PROMPT. Work out the number of lines in the records that include the word "JSON"; reply with that number alone.

[Start of THE DATA]

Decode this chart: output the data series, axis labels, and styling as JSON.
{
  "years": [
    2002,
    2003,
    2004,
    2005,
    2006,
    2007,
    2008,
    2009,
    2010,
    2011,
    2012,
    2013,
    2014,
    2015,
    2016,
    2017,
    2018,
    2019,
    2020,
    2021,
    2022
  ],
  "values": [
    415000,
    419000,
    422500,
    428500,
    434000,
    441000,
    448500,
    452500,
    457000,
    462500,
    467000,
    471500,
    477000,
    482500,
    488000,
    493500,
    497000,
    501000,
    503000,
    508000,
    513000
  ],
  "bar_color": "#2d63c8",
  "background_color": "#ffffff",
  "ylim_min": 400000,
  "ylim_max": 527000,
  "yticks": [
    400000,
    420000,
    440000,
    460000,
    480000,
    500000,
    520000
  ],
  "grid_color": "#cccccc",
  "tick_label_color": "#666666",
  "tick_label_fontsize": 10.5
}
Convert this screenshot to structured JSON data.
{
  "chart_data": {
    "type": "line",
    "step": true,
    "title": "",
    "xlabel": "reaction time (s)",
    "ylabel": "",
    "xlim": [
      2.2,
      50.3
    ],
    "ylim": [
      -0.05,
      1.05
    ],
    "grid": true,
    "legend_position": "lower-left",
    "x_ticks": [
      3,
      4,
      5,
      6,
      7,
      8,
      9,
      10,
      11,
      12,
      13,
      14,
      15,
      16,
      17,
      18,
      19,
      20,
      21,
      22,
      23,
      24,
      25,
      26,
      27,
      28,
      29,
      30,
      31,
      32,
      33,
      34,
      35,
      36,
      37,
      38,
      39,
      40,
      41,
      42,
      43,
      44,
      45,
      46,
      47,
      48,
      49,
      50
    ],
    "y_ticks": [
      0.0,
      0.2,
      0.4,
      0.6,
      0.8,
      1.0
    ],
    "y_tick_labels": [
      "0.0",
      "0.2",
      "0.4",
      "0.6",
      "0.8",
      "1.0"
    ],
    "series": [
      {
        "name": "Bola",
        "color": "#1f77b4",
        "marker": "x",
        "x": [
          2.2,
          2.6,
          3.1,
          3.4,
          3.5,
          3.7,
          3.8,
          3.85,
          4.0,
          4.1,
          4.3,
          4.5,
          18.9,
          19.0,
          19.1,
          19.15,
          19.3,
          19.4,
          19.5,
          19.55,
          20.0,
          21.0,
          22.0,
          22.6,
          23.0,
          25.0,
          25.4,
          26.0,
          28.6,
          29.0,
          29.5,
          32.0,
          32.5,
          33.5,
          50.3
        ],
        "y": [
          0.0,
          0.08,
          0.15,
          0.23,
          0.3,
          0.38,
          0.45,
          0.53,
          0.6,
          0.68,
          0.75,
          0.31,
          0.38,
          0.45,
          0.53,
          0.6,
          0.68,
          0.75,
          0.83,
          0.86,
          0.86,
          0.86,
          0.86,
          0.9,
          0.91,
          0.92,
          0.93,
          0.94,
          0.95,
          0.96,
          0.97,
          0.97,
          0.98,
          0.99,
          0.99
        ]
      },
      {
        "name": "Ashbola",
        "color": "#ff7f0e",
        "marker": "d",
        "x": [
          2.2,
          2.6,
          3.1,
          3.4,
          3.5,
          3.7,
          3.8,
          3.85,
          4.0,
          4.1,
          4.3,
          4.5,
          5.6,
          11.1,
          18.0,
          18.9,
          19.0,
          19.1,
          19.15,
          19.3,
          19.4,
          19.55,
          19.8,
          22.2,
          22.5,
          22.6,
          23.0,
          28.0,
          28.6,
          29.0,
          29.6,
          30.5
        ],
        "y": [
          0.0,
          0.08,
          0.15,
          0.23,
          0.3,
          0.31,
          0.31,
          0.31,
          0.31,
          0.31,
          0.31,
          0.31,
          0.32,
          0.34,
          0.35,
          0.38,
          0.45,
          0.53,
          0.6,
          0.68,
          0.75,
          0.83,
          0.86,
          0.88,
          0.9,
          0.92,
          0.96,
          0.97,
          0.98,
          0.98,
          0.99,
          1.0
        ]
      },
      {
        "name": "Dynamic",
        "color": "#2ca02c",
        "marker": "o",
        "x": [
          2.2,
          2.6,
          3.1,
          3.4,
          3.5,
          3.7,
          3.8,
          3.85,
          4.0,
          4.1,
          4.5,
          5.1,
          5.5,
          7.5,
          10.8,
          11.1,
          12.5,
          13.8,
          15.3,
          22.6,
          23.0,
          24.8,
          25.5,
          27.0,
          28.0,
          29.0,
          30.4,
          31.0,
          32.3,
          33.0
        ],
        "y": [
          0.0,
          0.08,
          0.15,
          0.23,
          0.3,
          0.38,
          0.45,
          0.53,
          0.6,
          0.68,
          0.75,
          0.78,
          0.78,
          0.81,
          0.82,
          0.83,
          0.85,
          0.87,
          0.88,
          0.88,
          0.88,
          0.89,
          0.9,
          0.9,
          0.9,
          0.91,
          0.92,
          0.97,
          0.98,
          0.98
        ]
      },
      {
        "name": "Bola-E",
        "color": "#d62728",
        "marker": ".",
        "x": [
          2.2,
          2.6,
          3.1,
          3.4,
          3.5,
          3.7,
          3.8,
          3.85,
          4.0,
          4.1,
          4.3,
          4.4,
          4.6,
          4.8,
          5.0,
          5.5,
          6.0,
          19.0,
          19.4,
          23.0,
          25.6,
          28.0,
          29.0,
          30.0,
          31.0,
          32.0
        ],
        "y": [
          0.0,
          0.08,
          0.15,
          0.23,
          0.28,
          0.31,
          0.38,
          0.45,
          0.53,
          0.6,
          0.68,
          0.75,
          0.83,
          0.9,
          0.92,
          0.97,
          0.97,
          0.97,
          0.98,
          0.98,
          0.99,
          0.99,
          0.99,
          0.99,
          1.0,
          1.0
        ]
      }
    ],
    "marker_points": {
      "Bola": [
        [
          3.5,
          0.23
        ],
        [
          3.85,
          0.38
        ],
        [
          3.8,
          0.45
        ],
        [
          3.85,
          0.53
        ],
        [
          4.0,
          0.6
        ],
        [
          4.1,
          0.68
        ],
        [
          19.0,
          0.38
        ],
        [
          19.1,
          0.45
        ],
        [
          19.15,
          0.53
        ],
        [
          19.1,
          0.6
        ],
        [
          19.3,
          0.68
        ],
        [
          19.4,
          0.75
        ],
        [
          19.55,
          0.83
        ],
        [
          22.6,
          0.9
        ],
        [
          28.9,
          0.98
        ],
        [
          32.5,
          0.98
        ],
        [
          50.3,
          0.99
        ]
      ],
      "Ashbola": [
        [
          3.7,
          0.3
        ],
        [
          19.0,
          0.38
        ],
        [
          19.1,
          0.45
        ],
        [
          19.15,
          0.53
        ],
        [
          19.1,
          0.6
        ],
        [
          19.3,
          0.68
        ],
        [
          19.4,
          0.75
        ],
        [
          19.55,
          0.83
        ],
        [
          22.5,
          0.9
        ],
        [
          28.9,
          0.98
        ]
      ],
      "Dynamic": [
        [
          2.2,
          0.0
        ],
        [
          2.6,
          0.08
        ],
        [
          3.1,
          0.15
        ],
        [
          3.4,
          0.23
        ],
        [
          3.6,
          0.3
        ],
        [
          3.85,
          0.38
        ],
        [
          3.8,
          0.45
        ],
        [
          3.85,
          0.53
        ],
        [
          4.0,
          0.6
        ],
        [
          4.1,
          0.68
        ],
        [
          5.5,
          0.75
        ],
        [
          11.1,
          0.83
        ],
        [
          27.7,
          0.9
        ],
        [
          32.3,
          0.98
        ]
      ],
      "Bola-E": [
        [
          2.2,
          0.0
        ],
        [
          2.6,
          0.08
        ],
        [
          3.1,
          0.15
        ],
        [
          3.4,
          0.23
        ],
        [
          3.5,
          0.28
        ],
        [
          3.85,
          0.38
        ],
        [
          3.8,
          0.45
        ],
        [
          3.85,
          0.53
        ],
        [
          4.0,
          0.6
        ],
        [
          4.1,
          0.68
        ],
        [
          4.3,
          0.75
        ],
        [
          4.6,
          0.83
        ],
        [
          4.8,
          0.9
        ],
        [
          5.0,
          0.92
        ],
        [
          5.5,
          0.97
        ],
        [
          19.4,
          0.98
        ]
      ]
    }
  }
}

[End of THE DATA]

PROBLEM SOLUTION. 2